(begin)
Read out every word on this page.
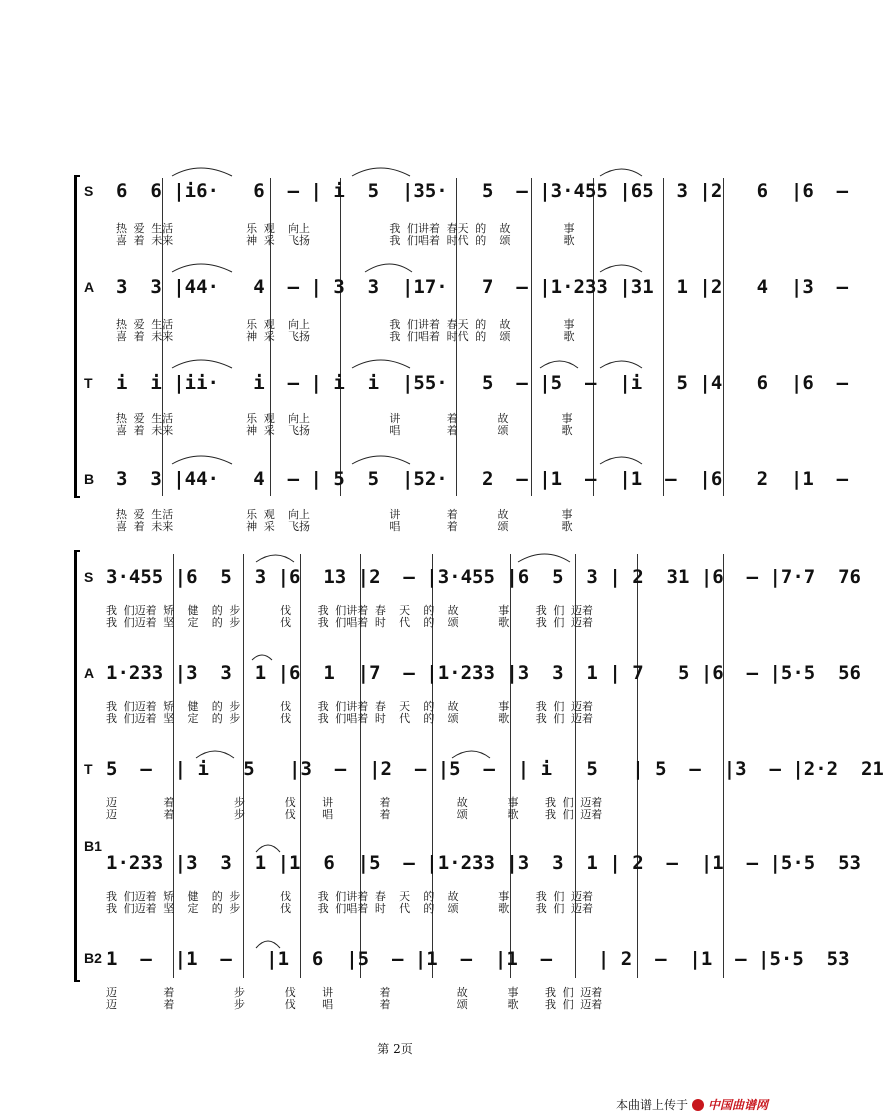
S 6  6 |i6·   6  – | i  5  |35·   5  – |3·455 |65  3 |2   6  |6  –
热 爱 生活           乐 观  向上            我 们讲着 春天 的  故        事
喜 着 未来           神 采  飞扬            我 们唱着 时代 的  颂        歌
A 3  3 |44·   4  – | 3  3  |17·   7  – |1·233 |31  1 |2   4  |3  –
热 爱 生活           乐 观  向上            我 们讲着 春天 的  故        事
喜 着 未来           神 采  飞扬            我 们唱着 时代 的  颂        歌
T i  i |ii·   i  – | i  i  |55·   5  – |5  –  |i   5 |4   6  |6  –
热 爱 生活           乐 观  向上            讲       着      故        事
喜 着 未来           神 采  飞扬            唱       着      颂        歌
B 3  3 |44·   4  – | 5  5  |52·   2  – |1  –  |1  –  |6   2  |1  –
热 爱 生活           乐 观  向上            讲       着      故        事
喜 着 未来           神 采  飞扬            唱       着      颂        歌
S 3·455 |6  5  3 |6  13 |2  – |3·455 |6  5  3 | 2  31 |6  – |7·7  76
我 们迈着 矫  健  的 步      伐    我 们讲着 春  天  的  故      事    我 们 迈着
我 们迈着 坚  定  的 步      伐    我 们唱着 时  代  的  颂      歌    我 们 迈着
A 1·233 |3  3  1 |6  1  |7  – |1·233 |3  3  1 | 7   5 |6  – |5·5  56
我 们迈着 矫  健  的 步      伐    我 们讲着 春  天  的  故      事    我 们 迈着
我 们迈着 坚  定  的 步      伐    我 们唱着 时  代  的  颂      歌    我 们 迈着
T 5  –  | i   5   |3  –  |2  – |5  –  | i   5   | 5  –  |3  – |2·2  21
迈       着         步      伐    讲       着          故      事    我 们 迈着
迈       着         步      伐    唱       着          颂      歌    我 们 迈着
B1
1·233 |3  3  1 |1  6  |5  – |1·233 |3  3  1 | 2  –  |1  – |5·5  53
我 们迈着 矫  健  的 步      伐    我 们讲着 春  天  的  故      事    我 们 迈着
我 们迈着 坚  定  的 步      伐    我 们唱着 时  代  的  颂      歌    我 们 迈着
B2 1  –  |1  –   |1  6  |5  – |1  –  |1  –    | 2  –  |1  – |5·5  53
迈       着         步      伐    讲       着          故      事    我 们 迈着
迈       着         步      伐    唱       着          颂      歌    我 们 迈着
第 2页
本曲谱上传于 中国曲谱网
(end)
(begin)
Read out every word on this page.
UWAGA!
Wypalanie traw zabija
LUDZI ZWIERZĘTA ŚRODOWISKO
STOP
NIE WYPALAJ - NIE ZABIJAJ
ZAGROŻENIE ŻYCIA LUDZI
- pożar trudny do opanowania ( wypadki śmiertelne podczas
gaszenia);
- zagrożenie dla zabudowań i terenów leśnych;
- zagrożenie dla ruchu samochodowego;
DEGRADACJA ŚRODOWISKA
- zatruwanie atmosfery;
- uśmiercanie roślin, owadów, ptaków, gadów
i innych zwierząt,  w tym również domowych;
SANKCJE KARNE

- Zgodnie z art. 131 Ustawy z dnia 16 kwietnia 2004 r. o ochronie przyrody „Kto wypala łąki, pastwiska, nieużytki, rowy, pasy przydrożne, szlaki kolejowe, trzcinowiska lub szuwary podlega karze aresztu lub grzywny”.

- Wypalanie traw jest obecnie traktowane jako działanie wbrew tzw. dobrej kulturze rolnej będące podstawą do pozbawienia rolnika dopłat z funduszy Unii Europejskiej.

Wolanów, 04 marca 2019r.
(end)
(begin)
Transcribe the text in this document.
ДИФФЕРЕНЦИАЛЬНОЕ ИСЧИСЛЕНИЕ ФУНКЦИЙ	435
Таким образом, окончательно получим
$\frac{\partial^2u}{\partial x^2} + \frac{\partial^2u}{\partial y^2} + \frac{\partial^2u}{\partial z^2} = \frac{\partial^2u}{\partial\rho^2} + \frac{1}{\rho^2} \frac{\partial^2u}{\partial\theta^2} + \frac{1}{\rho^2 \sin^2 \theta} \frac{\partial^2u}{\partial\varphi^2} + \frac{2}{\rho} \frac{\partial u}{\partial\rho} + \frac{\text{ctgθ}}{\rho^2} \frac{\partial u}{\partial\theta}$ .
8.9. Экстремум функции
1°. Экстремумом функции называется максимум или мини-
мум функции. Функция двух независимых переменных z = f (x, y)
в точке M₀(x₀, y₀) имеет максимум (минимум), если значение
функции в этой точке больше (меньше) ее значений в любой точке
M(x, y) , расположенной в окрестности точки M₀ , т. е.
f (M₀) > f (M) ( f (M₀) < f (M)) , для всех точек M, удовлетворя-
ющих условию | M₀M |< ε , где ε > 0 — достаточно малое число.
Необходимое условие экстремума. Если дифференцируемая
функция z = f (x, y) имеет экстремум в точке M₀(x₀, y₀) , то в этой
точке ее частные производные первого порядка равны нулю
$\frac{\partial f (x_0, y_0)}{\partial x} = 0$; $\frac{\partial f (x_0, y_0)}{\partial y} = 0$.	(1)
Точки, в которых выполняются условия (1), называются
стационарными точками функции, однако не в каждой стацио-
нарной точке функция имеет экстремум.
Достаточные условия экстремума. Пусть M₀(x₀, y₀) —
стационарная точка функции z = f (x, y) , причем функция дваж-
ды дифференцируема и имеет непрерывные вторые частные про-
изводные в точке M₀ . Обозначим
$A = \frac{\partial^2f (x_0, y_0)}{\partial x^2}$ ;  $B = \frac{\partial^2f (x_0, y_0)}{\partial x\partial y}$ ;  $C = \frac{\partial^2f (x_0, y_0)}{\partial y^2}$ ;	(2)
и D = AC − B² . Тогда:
(end)
What you should do: Look through the entries above; copy each line where the string "LUDZI" appears.

Solution to the problem:
LUDZI ZWIERZĘTA ŚRODOWISKO
ZAGROŻENIE ŻYCIA LUDZI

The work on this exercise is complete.